» GOAL
In the records below, substitute "ECOPETROL" for every occurrence of "Ecopetrol" in the stretch from the line containing "Gran Tierra <box>227 179 234 183</box>" through the line containing "Pacific Rubiales <box>227 104 234 109</box>", and reproduce only those lines with nothing else altered.

[Raw records]

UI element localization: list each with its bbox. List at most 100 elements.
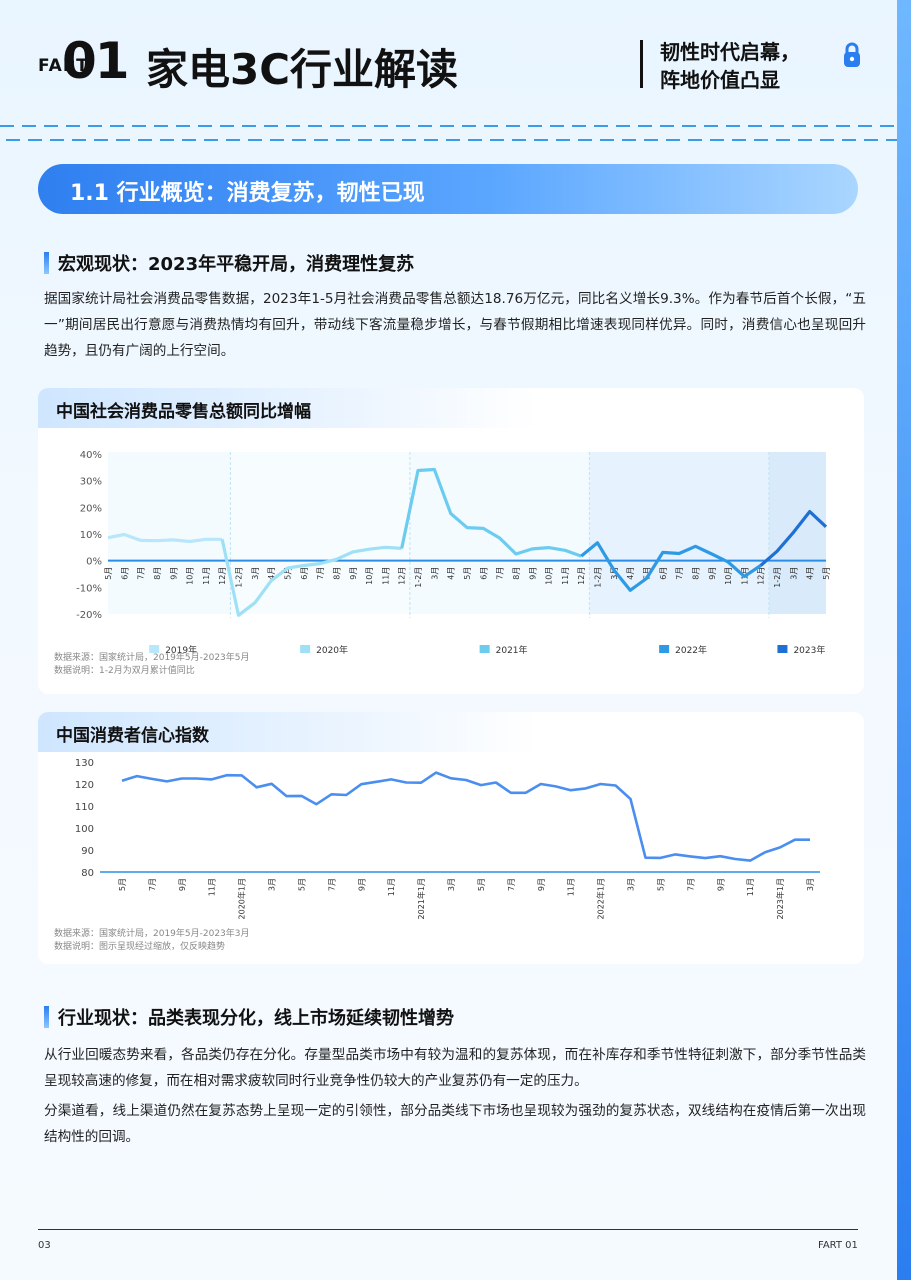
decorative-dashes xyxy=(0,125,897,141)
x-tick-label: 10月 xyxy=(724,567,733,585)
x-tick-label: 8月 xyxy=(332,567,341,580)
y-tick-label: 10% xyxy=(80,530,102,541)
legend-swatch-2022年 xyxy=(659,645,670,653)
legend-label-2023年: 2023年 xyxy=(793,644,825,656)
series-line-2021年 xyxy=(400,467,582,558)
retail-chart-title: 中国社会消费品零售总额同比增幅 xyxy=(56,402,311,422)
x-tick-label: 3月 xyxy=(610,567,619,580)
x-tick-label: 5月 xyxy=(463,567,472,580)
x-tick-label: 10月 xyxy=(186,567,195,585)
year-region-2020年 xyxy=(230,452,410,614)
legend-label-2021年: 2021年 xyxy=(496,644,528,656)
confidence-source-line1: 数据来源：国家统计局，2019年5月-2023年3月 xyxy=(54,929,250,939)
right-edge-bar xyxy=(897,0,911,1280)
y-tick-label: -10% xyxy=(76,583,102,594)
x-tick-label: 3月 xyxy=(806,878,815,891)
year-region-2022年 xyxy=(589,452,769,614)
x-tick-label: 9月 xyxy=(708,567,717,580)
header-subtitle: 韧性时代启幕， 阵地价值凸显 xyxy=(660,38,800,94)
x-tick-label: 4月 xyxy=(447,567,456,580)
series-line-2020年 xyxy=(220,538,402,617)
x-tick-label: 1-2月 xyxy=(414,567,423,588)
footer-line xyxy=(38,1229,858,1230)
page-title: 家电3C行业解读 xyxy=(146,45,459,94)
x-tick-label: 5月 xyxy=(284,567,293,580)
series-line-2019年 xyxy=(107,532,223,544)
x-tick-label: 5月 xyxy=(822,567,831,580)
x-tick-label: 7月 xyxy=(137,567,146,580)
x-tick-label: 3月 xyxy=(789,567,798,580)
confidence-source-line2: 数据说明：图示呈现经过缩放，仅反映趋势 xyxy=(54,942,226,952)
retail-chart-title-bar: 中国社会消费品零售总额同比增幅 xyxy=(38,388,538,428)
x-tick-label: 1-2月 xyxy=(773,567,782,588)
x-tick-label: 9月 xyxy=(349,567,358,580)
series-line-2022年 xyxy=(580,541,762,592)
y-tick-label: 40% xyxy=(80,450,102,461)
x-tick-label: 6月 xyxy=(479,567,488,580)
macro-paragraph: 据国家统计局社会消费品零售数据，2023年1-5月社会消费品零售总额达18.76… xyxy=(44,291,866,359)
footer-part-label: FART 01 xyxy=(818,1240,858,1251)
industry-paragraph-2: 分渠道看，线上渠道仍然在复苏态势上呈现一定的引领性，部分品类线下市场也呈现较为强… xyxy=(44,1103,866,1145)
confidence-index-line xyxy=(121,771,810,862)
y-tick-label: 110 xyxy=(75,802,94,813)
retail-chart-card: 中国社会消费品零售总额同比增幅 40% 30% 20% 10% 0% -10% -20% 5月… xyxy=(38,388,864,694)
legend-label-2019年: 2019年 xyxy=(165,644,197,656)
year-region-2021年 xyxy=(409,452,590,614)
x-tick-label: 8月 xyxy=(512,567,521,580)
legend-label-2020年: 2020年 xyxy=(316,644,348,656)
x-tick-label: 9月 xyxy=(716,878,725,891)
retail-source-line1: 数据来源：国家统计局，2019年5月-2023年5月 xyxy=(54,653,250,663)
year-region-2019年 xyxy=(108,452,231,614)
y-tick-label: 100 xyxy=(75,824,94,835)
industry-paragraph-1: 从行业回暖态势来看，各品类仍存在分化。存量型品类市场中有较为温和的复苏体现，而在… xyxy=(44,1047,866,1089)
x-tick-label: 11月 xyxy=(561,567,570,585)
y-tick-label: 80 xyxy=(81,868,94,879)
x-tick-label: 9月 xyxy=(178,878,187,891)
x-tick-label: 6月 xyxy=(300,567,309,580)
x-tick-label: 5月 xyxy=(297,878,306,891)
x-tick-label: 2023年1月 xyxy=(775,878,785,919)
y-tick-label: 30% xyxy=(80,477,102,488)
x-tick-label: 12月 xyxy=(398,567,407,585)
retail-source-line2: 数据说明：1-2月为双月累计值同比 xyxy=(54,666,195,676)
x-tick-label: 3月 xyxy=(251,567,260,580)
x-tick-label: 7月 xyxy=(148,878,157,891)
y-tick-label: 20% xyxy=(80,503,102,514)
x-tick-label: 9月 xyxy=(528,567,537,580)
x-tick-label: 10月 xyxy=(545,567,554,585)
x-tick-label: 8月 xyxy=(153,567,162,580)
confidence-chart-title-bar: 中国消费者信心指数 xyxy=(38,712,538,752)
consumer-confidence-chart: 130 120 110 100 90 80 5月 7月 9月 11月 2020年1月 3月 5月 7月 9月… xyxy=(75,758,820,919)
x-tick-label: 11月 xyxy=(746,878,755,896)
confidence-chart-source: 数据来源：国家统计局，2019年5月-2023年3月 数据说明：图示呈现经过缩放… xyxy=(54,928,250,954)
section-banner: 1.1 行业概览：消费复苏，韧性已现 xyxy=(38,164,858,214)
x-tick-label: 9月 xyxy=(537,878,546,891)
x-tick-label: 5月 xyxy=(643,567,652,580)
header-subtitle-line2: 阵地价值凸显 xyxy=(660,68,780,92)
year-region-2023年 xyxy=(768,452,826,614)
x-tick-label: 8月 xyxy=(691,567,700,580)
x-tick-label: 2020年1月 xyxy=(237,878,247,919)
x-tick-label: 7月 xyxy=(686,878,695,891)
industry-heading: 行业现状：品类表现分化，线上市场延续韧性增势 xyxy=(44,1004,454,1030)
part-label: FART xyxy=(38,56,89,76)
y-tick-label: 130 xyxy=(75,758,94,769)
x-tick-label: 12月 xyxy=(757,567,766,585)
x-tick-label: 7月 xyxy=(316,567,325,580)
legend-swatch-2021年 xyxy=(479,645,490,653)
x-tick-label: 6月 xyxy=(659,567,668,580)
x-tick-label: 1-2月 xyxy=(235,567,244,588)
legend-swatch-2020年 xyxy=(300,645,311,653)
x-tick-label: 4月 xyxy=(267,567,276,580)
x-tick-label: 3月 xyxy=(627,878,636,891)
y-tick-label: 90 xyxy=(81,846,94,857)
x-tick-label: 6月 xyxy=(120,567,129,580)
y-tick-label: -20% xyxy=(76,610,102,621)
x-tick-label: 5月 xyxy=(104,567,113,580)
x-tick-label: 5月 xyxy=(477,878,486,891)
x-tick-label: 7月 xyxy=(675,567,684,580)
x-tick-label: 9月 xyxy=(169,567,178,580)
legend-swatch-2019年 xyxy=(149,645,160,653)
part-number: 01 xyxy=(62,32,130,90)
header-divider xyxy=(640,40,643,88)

==

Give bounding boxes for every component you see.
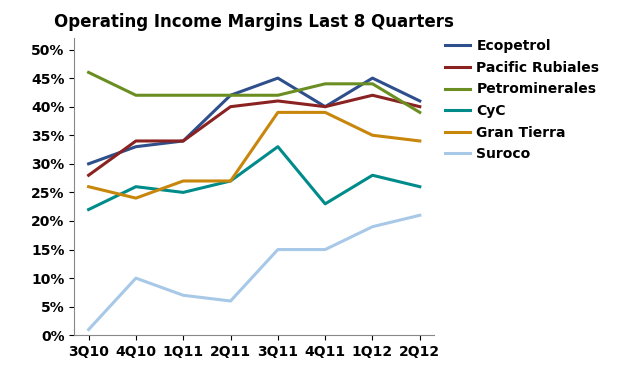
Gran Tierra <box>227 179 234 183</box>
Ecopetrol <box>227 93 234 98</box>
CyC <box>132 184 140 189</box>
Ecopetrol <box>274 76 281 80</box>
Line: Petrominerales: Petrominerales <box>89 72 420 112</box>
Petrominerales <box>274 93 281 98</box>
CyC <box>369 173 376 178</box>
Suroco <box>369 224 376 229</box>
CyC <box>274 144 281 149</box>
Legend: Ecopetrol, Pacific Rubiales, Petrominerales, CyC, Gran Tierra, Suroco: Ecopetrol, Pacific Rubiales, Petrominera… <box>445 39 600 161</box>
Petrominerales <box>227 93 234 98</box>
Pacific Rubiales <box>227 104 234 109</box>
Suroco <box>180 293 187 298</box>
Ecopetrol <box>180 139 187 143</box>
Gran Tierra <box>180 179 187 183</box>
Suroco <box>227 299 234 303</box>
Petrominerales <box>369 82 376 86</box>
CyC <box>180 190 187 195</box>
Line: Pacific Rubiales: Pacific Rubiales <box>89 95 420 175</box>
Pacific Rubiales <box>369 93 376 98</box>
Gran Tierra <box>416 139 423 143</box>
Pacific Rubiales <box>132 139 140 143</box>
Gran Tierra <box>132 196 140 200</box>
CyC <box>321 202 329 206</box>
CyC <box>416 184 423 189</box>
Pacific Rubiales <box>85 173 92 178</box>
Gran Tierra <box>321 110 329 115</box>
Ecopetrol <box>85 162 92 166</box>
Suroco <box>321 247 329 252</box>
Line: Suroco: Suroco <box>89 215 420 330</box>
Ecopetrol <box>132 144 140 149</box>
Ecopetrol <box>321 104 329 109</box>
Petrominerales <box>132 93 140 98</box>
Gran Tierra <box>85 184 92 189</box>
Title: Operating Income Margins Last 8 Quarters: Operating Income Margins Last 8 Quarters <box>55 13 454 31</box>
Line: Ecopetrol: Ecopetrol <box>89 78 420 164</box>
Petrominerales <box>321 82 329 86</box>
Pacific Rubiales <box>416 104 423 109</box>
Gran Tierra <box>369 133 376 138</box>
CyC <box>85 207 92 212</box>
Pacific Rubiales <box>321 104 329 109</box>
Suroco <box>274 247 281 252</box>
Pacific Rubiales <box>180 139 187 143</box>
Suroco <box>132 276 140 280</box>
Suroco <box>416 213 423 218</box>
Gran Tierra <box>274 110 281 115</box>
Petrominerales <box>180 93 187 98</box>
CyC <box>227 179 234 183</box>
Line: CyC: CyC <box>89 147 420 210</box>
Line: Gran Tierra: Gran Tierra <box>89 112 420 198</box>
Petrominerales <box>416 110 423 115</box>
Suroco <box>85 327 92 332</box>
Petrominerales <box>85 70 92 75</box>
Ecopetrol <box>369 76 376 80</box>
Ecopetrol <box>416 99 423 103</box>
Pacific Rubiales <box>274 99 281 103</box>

» WORKED ANSWER
Gran Tierra <box>227 179 234 183</box>
ECOPETROL <box>227 93 234 98</box>
CyC <box>132 184 140 189</box>
ECOPETROL <box>274 76 281 80</box>
Line: Petrominerales: Petrominerales <box>89 72 420 112</box>
Petrominerales <box>274 93 281 98</box>
CyC <box>369 173 376 178</box>
Suroco <box>369 224 376 229</box>
CyC <box>274 144 281 149</box>
Legend: ECOPETROL, Pacific Rubiales, Petrominerales, CyC, Gran Tierra, Suroco: ECOPETROL, Pacific Rubiales, Petrominera… <box>445 39 600 161</box>
Petrominerales <box>227 93 234 98</box>
Pacific Rubiales <box>227 104 234 109</box>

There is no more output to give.